** MATERIAL PROVIDED **

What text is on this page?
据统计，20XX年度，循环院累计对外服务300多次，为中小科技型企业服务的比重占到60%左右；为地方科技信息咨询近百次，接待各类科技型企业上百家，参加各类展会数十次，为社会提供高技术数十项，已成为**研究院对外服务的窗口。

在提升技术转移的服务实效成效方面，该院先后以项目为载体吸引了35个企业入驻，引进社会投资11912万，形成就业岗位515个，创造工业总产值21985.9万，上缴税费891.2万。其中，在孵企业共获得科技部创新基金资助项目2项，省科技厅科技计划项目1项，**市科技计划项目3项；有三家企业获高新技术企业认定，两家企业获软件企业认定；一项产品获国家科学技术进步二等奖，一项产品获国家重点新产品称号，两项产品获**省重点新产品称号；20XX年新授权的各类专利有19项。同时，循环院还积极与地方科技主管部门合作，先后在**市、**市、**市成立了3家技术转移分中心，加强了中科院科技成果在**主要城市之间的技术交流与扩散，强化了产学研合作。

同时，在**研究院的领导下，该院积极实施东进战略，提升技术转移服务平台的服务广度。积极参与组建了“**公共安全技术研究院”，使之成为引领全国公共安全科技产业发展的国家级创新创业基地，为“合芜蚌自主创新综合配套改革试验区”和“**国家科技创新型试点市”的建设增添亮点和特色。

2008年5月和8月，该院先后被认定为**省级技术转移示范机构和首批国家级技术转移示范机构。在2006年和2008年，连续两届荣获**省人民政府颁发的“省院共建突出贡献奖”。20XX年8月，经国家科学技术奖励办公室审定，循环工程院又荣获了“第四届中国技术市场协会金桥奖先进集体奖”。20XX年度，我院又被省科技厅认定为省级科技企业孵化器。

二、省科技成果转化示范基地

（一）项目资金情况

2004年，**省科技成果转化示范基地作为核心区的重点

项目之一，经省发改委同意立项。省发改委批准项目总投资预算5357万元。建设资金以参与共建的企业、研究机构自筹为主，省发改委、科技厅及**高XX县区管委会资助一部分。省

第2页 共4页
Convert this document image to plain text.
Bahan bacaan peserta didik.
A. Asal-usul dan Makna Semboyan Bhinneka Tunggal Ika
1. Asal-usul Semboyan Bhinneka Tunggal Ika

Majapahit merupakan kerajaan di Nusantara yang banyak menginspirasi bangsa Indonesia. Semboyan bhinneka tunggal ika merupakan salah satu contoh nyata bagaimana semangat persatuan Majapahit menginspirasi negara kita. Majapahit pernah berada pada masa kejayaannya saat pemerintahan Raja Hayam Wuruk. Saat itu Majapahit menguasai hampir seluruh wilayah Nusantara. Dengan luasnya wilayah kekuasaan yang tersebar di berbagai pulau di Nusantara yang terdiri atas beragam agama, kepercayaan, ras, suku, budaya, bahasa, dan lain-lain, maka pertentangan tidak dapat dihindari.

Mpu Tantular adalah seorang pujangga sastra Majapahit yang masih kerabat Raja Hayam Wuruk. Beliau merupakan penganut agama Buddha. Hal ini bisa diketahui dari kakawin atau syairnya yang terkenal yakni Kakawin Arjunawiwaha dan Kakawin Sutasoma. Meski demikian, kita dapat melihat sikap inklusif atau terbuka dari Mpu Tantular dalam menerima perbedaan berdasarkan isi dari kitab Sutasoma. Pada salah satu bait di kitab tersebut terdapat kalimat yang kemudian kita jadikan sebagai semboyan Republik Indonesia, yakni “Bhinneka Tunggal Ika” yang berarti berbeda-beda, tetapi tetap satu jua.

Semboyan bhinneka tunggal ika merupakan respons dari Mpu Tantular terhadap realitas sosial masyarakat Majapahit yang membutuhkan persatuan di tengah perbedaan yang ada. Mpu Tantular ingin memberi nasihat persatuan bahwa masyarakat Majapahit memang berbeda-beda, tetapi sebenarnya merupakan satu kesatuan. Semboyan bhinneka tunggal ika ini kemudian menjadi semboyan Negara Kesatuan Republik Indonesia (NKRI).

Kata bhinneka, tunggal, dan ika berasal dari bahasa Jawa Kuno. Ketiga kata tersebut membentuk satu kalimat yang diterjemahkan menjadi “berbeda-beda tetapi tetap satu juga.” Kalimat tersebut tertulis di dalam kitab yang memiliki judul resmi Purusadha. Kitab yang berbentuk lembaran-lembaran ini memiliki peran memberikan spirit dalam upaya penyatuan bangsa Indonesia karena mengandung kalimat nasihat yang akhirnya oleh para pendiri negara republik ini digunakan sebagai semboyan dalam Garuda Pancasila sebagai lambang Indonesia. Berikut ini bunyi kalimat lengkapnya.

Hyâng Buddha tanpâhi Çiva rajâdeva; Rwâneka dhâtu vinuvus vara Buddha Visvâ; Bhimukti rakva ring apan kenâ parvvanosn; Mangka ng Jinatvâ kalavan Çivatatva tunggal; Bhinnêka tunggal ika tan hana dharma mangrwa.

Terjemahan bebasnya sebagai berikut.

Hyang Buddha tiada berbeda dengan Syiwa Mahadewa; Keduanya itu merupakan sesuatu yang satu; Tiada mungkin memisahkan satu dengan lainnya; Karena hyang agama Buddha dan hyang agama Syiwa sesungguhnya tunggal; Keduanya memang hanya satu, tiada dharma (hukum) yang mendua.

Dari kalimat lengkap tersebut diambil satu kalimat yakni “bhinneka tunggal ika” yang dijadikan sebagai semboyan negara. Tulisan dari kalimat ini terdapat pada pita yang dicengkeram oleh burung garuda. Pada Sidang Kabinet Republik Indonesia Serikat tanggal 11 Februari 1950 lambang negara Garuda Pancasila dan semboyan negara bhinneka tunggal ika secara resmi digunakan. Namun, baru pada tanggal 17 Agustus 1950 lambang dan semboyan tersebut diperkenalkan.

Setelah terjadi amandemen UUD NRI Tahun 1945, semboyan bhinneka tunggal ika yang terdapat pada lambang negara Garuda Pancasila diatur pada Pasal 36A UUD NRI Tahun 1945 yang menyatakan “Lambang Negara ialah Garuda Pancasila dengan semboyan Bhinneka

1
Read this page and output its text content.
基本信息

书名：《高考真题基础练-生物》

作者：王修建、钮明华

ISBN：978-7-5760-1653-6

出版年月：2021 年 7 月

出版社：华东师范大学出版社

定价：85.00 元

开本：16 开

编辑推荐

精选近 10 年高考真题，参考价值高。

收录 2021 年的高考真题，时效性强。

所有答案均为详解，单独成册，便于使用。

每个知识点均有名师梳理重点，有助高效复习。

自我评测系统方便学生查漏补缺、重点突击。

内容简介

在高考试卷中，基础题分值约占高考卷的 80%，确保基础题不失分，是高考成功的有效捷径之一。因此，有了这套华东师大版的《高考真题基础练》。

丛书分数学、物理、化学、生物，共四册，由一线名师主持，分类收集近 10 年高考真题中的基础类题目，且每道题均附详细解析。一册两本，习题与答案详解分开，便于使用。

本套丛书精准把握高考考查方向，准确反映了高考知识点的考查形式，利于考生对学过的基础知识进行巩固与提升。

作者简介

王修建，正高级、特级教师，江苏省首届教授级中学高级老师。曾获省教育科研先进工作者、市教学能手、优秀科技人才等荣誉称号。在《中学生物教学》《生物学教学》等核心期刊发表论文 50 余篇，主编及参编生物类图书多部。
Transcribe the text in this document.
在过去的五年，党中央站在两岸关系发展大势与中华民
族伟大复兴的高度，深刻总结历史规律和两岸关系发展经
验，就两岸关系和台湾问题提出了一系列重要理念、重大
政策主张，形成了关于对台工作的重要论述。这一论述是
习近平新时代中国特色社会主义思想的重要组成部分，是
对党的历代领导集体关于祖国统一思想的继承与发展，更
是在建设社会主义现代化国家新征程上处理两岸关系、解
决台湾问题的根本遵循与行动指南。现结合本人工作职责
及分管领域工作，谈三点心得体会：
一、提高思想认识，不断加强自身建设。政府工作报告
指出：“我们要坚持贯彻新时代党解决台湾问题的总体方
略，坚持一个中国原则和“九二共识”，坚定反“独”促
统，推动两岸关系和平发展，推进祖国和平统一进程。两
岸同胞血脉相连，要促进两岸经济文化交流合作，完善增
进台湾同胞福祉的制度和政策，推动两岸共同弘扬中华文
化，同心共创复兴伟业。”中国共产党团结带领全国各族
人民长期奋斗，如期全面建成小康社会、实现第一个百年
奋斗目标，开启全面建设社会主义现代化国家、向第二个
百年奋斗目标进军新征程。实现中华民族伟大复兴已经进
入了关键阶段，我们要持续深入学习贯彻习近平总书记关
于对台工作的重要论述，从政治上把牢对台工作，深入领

** SET EXERCISE **
Set down, word for word, only the lines running from the line with "Read this page and output its text content." to the last line of the listing above. Both of those lines belong in your answer.

** EXERCISE RESULT **
Read this page and output its text content.
基本信息

书名：《高考真题基础练-生物》

作者：王修建、钮明华

ISBN：978-7-5760-1653-6

出版年月：2021 年 7 月

出版社：华东师范大学出版社

定价：85.00 元

开本：16 开

编辑推荐

精选近 10 年高考真题，参考价值高。

收录 2021 年的高考真题，时效性强。

所有答案均为详解，单独成册，便于使用。

每个知识点均有名师梳理重点，有助高效复习。

自我评测系统方便学生查漏补缺、重点突击。

内容简介

在高考试卷中，基础题分值约占高考卷的 80%，确保基础题不失分，是高考成功的有效捷径之一。因此，有了这套华东师大版的《高考真题基础练》。

丛书分数学、物理、化学、生物，共四册，由一线名师主持，分类收集近 10 年高考真题中的基础类题目，且每道题均附详细解析。一册两本，习题与答案详解分开，便于使用。

本套丛书精准把握高考考查方向，准确反映了高考知识点的考查形式，利于考生对学过的基础知识进行巩固与提升。

作者简介

王修建，正高级、特级教师，江苏省首届教授级中学高级老师。曾获省教育科研先进工作者、市教学能手、优秀科技人才等荣誉称号。在《中学生物教学》《生物学教学》等核心期刊发表论文 50 余篇，主编及参编生物类图书多部。
Transcribe the text in this document.
在过去的五年，党中央站在两岸关系发展大势与中华民
族伟大复兴的高度，深刻总结历史规律和两岸关系发展经
验，就两岸关系和台湾问题提出了一系列重要理念、重大
政策主张，形成了关于对台工作的重要论述。这一论述是
习近平新时代中国特色社会主义思想的重要组成部分，是
对党的历代领导集体关于祖国统一思想的继承与发展，更
是在建设社会主义现代化国家新征程上处理两岸关系、解
决台湾问题的根本遵循与行动指南。现结合本人工作职责
及分管领域工作，谈三点心得体会：
一、提高思想认识，不断加强自身建设。政府工作报告
指出：“我们要坚持贯彻新时代党解决台湾问题的总体方
略，坚持一个中国原则和“九二共识”，坚定反“独”促
统，推动两岸关系和平发展，推进祖国和平统一进程。两
岸同胞血脉相连，要促进两岸经济文化交流合作，完善增
进台湾同胞福祉的制度和政策，推动两岸共同弘扬中华文
化，同心共创复兴伟业。”中国共产党团结带领全国各族
人民长期奋斗，如期全面建成小康社会、实现第一个百年
奋斗目标，开启全面建设社会主义现代化国家、向第二个
百年奋斗目标进军新征程。实现中华民族伟大复兴已经进
入了关键阶段，我们要持续深入学习贯彻习近平总书记关
于对台工作的重要论述，从政治上把牢对台工作，深入领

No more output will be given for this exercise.